**Aim**
Your job is to retype all of the data word for word, leaving every image out.

Dataset listings of figures:
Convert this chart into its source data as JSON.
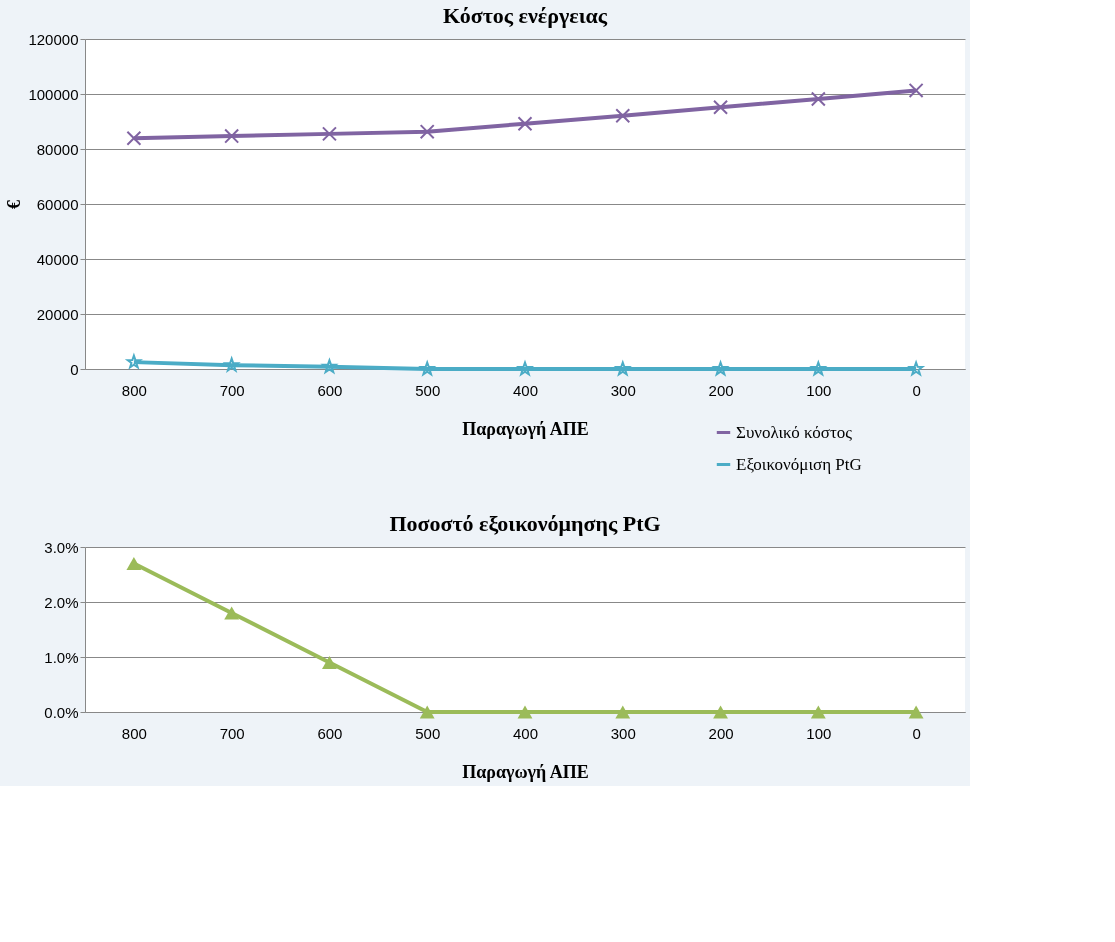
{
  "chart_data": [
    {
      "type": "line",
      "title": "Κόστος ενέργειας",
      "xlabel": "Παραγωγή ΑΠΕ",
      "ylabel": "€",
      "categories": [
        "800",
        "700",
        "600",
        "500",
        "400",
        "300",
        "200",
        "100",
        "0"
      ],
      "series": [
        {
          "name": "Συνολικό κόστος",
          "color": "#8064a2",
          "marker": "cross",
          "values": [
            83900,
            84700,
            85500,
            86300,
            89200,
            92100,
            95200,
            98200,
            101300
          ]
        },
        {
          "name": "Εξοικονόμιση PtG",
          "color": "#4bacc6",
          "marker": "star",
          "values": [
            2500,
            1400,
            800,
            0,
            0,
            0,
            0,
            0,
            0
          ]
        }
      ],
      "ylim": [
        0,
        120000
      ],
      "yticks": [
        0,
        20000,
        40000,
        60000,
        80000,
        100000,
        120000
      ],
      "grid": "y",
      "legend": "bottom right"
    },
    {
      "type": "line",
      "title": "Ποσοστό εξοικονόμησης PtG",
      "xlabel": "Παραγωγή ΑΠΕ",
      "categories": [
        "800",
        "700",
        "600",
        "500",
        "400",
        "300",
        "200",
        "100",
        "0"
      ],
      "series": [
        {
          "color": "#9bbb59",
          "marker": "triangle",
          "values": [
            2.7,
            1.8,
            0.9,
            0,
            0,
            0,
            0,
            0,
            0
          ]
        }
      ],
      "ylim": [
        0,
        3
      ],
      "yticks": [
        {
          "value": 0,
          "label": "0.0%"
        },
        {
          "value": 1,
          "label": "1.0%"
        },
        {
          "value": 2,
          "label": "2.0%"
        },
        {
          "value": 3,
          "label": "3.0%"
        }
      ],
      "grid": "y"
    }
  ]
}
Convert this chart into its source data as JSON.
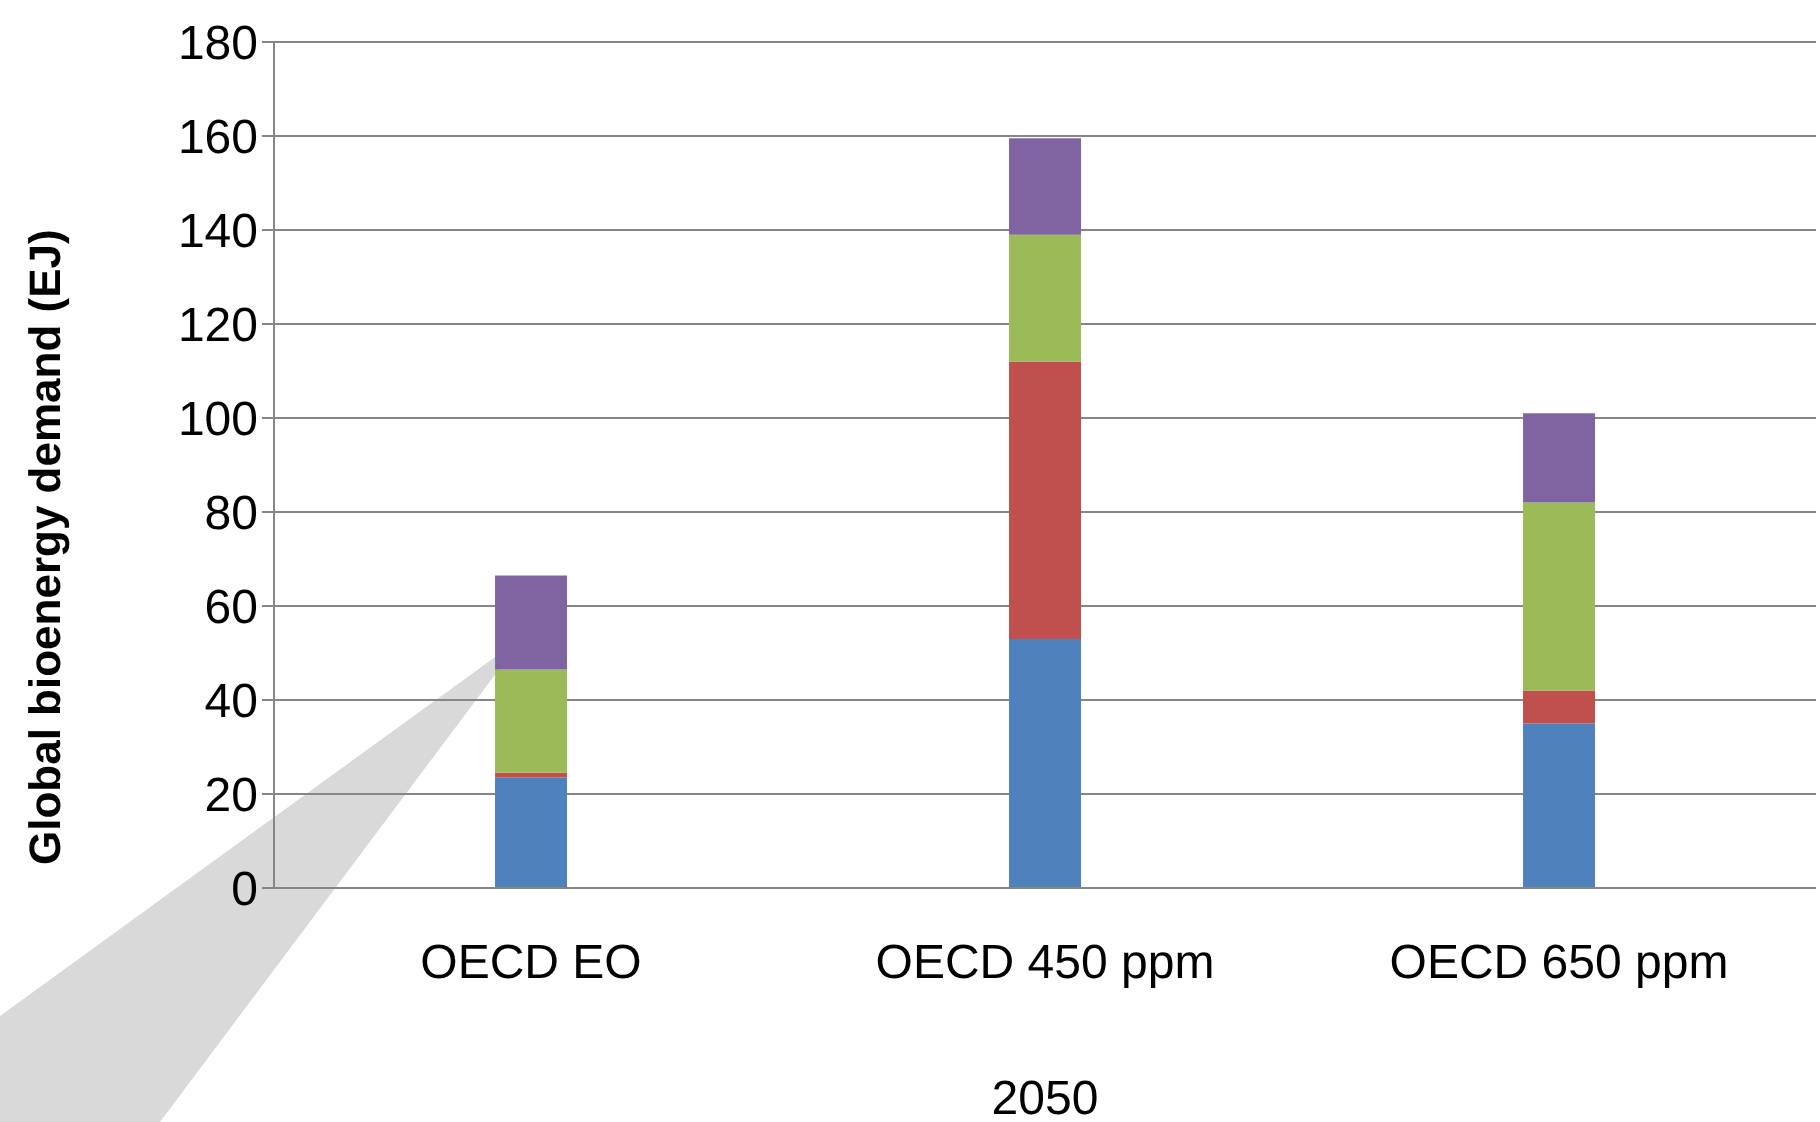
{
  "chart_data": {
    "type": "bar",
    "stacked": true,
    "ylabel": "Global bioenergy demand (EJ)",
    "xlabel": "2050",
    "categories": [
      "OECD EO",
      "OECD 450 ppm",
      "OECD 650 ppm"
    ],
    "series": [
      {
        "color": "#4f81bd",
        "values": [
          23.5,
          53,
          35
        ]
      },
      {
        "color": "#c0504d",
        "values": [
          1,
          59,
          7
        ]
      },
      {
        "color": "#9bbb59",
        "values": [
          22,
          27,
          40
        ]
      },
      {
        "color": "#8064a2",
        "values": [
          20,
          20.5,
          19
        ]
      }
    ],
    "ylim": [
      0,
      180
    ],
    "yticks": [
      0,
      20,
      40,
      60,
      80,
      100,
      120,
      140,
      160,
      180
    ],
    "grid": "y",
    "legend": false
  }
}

**Exercise result**
Convert this chart into its source data as JSON.
{
  "chart_data": [
    {
      "type": "line",
      "title": "Κόστος ενέργειας",
      "xlabel": "Παραγωγή ΑΠΕ",
      "ylabel": "€",
      "categories": [
        "800",
        "700",
        "600",
        "500",
        "400",
        "300",
        "200",
        "100",
        "0"
      ],
      "series": [
        {
          "name": "Συνολικό κόστος",
          "color": "#8064a2",
          "marker": "cross",
          "values": [
            83900,
            84700,
            85500,
            86300,
            89200,
            92100,
            95200,
            98200,
            101300
          ]
        },
        {
          "name": "Εξοικονόμιση PtG",
          "color": "#4bacc6",
          "marker": "star",
          "values": [
            2500,
            1400,
            800,
            0,
            0,
            0,
            0,
            0,
            0
          ]
        }
      ],
      "ylim": [
        0,
        120000
      ],
      "yticks": [
        0,
        20000,
        40000,
        60000,
        80000,
        100000,
        120000
      ],
      "grid": "y",
      "legend": "bottom right"
    },
    {
      "type": "line",
      "title": "Ποσοστό εξοικονόμησης PtG",
      "xlabel": "Παραγωγή ΑΠΕ",
      "categories": [
        "800",
        "700",
        "600",
        "500",
        "400",
        "300",
        "200",
        "100",
        "0"
      ],
      "series": [
        {
          "color": "#9bbb59",
          "marker": "triangle",
          "values": [
            2.7,
            1.8,
            0.9,
            0,
            0,
            0,
            0,
            0,
            0
          ]
        }
      ],
      "ylim": [
        0,
        3
      ],
      "yticks": [
        {
          "value": 0,
          "label": "0.0%"
        },
        {
          "value": 1,
          "label": "1.0%"
        },
        {
          "value": 2,
          "label": "2.0%"
        },
        {
          "value": 3,
          "label": "3.0%"
        }
      ],
      "grid": "y"
    }
  ]
}
Convert this chart into its source data as JSON.
{
  "chart_data": {
    "type": "bar",
    "stacked": true,
    "ylabel": "Global bioenergy demand (EJ)",
    "xlabel": "2050",
    "categories": [
      "OECD EO",
      "OECD 450 ppm",
      "OECD 650 ppm"
    ],
    "series": [
      {
        "color": "#4f81bd",
        "values": [
          23.5,
          53,
          35
        ]
      },
      {
        "color": "#c0504d",
        "values": [
          1,
          59,
          7
        ]
      },
      {
        "color": "#9bbb59",
        "values": [
          22,
          27,
          40
        ]
      },
      {
        "color": "#8064a2",
        "values": [
          20,
          20.5,
          19
        ]
      }
    ],
    "ylim": [
      0,
      180
    ],
    "yticks": [
      0,
      20,
      40,
      60,
      80,
      100,
      120,
      140,
      160,
      180
    ],
    "grid": "y",
    "legend": false
  }
}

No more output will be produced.